The exercise:
Filter the data below for the string "terminals" and copy each matching line.
## Start Provided data
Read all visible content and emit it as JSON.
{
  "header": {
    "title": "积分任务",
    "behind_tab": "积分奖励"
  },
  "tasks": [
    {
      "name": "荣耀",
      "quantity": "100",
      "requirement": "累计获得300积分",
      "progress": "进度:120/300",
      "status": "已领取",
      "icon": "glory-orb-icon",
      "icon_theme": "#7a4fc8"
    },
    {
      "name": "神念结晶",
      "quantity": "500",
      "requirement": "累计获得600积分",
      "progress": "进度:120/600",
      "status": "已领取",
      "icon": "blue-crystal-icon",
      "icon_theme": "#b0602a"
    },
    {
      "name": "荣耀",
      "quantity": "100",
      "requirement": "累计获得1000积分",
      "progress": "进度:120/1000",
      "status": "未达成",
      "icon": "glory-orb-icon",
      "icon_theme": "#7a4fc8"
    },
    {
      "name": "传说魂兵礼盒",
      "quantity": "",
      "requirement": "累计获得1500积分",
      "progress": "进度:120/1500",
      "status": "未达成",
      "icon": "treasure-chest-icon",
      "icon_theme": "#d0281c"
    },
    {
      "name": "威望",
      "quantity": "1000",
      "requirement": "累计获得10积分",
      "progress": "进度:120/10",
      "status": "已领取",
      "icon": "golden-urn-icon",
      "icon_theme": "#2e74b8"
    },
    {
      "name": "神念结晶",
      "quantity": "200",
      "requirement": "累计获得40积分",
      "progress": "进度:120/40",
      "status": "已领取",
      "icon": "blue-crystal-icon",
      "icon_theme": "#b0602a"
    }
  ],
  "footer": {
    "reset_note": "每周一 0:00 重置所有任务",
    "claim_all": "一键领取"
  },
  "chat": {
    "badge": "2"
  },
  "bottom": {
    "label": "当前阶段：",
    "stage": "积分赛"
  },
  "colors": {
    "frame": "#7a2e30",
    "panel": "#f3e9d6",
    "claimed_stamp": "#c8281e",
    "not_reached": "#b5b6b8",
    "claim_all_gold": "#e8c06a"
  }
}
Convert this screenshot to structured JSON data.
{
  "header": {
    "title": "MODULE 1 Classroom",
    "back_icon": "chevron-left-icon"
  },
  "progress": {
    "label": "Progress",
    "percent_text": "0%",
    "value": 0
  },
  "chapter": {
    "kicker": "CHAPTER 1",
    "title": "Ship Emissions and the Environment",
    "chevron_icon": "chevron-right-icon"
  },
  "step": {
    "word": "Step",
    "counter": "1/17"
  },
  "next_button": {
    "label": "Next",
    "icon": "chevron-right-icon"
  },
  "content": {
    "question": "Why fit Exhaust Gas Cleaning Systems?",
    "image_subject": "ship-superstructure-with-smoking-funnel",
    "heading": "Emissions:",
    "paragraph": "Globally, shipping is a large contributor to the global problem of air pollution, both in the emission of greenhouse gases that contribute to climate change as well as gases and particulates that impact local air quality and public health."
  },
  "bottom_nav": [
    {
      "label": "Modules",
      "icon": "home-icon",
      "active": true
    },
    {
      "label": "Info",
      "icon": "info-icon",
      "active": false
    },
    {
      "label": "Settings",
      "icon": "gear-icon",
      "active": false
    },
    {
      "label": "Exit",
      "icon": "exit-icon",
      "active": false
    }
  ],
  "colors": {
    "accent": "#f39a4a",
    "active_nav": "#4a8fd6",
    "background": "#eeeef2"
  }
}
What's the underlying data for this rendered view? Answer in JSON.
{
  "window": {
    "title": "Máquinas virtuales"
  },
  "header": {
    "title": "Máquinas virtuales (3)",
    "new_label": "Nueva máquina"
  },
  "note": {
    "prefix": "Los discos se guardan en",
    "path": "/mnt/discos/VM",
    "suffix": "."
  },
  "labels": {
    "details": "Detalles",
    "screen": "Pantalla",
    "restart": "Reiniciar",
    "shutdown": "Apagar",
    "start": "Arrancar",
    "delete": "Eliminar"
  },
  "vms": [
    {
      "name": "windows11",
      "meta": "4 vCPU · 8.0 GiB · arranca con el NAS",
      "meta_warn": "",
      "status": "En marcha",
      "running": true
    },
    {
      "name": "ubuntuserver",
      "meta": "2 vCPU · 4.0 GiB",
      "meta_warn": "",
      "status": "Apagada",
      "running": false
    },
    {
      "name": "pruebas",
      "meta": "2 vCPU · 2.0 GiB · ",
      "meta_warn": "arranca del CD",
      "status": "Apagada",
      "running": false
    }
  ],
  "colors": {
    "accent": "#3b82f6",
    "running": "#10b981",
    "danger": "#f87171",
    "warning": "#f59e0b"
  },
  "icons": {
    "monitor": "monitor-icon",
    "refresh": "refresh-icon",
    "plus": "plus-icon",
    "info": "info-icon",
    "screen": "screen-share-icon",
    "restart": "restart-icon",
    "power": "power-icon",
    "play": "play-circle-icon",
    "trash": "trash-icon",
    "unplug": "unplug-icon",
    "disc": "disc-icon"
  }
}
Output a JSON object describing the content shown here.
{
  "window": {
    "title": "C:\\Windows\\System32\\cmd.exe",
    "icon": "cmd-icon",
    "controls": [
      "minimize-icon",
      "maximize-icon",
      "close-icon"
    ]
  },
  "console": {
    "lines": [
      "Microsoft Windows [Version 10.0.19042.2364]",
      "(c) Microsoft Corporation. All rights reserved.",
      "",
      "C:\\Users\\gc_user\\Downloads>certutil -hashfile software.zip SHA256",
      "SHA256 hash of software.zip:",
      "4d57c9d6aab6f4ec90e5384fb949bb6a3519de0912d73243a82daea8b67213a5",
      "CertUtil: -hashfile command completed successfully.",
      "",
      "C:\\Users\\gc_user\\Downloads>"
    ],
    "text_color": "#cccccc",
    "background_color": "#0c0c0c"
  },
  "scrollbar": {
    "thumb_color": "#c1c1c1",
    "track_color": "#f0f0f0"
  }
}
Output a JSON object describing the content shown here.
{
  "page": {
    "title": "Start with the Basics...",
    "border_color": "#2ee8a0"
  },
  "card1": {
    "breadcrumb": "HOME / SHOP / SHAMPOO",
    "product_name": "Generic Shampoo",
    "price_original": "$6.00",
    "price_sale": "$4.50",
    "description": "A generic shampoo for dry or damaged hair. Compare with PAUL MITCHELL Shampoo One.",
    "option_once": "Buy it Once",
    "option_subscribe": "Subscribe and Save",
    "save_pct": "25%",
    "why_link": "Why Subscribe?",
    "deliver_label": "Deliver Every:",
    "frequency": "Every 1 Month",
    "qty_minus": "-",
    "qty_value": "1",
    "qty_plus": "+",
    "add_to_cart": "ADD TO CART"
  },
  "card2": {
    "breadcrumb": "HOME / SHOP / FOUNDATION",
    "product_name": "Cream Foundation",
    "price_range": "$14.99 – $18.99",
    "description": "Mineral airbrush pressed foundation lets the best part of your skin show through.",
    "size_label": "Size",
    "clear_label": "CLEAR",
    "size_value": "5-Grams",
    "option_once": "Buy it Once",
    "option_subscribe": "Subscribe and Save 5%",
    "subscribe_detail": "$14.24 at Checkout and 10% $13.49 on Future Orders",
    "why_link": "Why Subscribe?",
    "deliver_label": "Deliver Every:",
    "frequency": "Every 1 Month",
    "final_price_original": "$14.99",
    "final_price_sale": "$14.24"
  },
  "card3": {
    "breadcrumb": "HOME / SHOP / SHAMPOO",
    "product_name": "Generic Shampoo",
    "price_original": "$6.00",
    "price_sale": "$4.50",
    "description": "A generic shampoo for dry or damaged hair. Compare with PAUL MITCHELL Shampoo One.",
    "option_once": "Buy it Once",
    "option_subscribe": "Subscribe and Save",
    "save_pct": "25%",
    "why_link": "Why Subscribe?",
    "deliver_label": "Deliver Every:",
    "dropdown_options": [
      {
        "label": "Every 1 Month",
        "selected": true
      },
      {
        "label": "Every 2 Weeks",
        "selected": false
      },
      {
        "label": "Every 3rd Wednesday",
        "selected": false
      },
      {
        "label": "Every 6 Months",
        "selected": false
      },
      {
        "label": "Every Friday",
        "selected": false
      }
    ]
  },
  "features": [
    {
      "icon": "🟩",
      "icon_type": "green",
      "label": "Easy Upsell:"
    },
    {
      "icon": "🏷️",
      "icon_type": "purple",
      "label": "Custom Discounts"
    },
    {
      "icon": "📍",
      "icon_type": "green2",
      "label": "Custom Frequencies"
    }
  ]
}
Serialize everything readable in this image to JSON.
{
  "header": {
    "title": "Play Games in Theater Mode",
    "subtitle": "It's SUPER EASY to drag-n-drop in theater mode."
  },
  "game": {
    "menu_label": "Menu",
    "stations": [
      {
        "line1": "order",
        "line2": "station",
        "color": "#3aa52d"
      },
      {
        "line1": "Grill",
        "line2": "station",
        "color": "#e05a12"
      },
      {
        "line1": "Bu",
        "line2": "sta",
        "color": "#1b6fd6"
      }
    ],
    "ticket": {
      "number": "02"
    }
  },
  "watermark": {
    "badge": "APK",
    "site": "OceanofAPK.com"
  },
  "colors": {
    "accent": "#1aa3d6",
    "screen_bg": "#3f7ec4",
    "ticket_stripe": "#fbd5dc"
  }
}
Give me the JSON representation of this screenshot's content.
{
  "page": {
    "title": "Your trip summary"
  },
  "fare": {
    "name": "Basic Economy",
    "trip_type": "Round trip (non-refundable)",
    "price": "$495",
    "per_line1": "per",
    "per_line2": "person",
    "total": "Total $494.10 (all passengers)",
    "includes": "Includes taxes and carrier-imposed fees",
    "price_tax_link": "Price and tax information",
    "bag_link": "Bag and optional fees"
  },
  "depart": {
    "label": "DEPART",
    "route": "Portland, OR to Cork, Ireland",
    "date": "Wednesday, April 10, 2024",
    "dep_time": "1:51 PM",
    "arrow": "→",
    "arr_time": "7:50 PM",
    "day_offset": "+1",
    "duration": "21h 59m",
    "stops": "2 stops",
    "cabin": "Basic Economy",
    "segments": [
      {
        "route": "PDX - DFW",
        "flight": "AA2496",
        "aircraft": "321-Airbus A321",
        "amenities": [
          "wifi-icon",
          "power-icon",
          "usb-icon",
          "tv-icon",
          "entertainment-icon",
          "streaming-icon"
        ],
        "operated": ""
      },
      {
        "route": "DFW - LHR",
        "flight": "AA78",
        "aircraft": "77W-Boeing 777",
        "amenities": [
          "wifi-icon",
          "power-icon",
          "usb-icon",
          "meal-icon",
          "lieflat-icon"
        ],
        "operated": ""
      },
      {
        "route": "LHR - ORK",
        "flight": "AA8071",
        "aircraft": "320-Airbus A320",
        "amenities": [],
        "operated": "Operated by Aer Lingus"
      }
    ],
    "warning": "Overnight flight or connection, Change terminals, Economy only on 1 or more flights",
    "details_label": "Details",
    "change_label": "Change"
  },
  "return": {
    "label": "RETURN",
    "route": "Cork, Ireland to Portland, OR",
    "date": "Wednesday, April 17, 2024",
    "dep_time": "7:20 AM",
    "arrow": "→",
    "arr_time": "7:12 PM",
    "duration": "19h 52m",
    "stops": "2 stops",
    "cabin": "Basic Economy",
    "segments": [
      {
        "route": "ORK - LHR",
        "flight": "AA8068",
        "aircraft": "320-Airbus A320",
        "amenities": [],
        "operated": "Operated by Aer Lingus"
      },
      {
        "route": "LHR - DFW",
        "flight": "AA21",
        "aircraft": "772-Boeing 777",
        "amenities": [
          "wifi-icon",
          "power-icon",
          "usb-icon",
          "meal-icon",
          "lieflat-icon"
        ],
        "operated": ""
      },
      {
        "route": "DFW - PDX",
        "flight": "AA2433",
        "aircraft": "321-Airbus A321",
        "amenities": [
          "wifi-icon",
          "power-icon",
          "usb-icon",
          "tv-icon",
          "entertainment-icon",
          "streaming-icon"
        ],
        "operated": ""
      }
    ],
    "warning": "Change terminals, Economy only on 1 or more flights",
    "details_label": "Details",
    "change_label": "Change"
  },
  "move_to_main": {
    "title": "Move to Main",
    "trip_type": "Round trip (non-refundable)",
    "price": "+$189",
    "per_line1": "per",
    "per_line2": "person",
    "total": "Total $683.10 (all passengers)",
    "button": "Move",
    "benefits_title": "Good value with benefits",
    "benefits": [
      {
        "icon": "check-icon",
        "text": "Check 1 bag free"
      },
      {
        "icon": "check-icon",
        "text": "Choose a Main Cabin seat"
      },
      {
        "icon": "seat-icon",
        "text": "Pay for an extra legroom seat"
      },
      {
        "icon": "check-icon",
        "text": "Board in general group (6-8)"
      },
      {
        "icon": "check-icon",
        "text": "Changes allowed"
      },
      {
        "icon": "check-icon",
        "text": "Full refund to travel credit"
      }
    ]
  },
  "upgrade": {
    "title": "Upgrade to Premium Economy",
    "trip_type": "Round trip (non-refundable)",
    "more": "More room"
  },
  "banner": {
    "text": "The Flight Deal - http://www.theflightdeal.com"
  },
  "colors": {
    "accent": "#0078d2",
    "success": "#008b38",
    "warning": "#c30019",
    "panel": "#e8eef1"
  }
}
## End Provided data
Solution:
    "warning": "Overnight flight or connection, Change terminals, Economy only on 1 or more flights",
    "warning": "Change terminals, Economy only on 1 or more flights",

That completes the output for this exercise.